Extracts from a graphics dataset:

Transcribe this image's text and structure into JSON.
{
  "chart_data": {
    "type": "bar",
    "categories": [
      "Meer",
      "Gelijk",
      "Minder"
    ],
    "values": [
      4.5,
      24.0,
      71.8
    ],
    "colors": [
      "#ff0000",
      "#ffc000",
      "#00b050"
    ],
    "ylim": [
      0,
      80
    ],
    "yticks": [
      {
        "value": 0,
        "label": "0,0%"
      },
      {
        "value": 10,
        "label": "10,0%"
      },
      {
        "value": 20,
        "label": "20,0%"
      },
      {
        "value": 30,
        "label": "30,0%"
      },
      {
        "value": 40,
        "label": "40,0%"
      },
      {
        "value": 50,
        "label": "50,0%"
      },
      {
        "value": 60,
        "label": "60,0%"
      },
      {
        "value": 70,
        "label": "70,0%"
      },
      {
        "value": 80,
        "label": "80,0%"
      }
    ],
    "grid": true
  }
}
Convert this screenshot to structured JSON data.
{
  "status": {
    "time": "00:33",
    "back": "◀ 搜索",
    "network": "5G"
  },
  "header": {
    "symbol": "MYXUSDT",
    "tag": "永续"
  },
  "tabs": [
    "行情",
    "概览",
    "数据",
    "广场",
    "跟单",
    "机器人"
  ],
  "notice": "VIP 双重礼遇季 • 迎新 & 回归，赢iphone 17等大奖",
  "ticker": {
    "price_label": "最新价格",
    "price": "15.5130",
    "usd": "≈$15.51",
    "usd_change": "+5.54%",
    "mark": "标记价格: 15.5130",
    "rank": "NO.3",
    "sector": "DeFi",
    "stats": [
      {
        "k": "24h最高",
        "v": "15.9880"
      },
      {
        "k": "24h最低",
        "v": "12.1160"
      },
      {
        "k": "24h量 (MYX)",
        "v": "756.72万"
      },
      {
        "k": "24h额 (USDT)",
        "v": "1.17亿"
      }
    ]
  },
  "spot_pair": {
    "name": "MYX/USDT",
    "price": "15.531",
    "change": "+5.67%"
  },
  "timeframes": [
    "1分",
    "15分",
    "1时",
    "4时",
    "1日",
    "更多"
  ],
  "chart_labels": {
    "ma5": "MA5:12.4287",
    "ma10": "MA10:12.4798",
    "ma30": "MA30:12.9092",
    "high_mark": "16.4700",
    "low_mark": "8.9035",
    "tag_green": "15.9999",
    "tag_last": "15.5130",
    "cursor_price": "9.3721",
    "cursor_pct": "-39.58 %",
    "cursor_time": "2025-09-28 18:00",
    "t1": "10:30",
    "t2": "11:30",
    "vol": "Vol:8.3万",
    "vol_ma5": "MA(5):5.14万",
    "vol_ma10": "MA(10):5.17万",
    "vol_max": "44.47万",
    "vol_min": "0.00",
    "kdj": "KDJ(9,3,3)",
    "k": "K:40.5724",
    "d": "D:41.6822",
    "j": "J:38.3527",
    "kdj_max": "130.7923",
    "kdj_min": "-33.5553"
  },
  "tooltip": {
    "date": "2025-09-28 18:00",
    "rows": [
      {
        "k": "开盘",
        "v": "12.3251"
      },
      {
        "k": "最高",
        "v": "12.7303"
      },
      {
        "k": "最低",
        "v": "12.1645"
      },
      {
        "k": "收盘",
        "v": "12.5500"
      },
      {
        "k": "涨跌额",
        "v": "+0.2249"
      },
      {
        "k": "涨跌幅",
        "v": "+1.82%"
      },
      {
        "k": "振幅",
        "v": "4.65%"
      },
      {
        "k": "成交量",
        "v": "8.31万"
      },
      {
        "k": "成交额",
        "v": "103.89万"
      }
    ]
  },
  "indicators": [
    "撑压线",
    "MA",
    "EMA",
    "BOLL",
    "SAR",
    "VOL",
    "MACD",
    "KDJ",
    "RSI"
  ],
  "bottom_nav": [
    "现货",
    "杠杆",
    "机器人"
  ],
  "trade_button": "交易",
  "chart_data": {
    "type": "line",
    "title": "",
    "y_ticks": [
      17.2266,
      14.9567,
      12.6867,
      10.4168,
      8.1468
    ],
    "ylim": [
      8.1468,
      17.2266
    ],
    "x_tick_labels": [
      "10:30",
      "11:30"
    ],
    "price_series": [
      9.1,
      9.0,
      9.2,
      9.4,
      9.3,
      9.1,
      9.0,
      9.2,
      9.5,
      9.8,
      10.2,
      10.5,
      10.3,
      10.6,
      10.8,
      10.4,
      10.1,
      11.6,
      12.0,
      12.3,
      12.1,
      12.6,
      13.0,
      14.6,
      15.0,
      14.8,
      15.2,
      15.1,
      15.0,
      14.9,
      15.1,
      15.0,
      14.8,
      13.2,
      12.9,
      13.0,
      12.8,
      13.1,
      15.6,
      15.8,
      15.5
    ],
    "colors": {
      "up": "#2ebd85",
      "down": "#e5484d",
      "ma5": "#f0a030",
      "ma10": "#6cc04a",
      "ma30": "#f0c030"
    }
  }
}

▸ **Problem**: Write every entry out again exactly.

▸ **Output of the task**:
Transcribe this image's text and structure into JSON.
{
  "chart_data": {
    "type": "bar",
    "categories": [
      "Meer",
      "Gelijk",
      "Minder"
    ],
    "values": [
      4.5,
      24.0,
      71.8
    ],
    "colors": [
      "#ff0000",
      "#ffc000",
      "#00b050"
    ],
    "ylim": [
      0,
      80
    ],
    "yticks": [
      {
        "value": 0,
        "label": "0,0%"
      },
      {
        "value": 10,
        "label": "10,0%"
      },
      {
        "value": 20,
        "label": "20,0%"
      },
      {
        "value": 30,
        "label": "30,0%"
      },
      {
        "value": 40,
        "label": "40,0%"
      },
      {
        "value": 50,
        "label": "50,0%"
      },
      {
        "value": 60,
        "label": "60,0%"
      },
      {
        "value": 70,
        "label": "70,0%"
      },
      {
        "value": 80,
        "label": "80,0%"
      }
    ],
    "grid": true
  }
}
Convert this screenshot to structured JSON data.
{
  "status": {
    "time": "00:33",
    "back": "◀ 搜索",
    "network": "5G"
  },
  "header": {
    "symbol": "MYXUSDT",
    "tag": "永续"
  },
  "tabs": [
    "行情",
    "概览",
    "数据",
    "广场",
    "跟单",
    "机器人"
  ],
  "notice": "VIP 双重礼遇季 • 迎新 & 回归，赢iphone 17等大奖",
  "ticker": {
    "price_label": "最新价格",
    "price": "15.5130",
    "usd": "≈$15.51",
    "usd_change": "+5.54%",
    "mark": "标记价格: 15.5130",
    "rank": "NO.3",
    "sector": "DeFi",
    "stats": [
      {
        "k": "24h最高",
        "v": "15.9880"
      },
      {
        "k": "24h最低",
        "v": "12.1160"
      },
      {
        "k": "24h量 (MYX)",
        "v": "756.72万"
      },
      {
        "k": "24h额 (USDT)",
        "v": "1.17亿"
      }
    ]
  },
  "spot_pair": {
    "name": "MYX/USDT",
    "price": "15.531",
    "change": "+5.67%"
  },
  "timeframes": [
    "1分",
    "15分",
    "1时",
    "4时",
    "1日",
    "更多"
  ],
  "chart_labels": {
    "ma5": "MA5:12.4287",
    "ma10": "MA10:12.4798",
    "ma30": "MA30:12.9092",
    "high_mark": "16.4700",
    "low_mark": "8.9035",
    "tag_green": "15.9999",
    "tag_last": "15.5130",
    "cursor_price": "9.3721",
    "cursor_pct": "-39.58 %",
    "cursor_time": "2025-09-28 18:00",
    "t1": "10:30",
    "t2": "11:30",
    "vol": "Vol:8.3万",
    "vol_ma5": "MA(5):5.14万",
    "vol_ma10": "MA(10):5.17万",
    "vol_max": "44.47万",
    "vol_min": "0.00",
    "kdj": "KDJ(9,3,3)",
    "k": "K:40.5724",
    "d": "D:41.6822",
    "j": "J:38.3527",
    "kdj_max": "130.7923",
    "kdj_min": "-33.5553"
  },
  "tooltip": {
    "date": "2025-09-28 18:00",
    "rows": [
      {
        "k": "开盘",
        "v": "12.3251"
      },
      {
        "k": "最高",
        "v": "12.7303"
      },
      {
        "k": "最低",
        "v": "12.1645"
      },
      {
        "k": "收盘",
        "v": "12.5500"
      },
      {
        "k": "涨跌额",
        "v": "+0.2249"
      },
      {
        "k": "涨跌幅",
        "v": "+1.82%"
      },
      {
        "k": "振幅",
        "v": "4.65%"
      },
      {
        "k": "成交量",
        "v": "8.31万"
      },
      {
        "k": "成交额",
        "v": "103.89万"
      }
    ]
  },
  "indicators": [
    "撑压线",
    "MA",
    "EMA",
    "BOLL",
    "SAR",
    "VOL",
    "MACD",
    "KDJ",
    "RSI"
  ],
  "bottom_nav": [
    "现货",
    "杠杆",
    "机器人"
  ],
  "trade_button": "交易",
  "chart_data": {
    "type": "line",
    "title": "",
    "y_ticks": [
      17.2266,
      14.9567,
      12.6867,
      10.4168,
      8.1468
    ],
    "ylim": [
      8.1468,
      17.2266
    ],
    "x_tick_labels": [
      "10:30",
      "11:30"
    ],
    "price_series": [
      9.1,
      9.0,
      9.2,
      9.4,
      9.3,
      9.1,
      9.0,
      9.2,
      9.5,
      9.8,
      10.2,
      10.5,
      10.3,
      10.6,
      10.8,
      10.4,
      10.1,
      11.6,
      12.0,
      12.3,
      12.1,
      12.6,
      13.0,
      14.6,
      15.0,
      14.8,
      15.2,
      15.1,
      15.0,
      14.9,
      15.1,
      15.0,
      14.8,
      13.2,
      12.9,
      13.0,
      12.8,
      13.1,
      15.6,
      15.8,
      15.5
    ],
    "colors": {
      "up": "#2ebd85",
      "down": "#e5484d",
      "ma5": "#f0a030",
      "ma10": "#6cc04a",
      "ma30": "#f0c030"
    }
  }
}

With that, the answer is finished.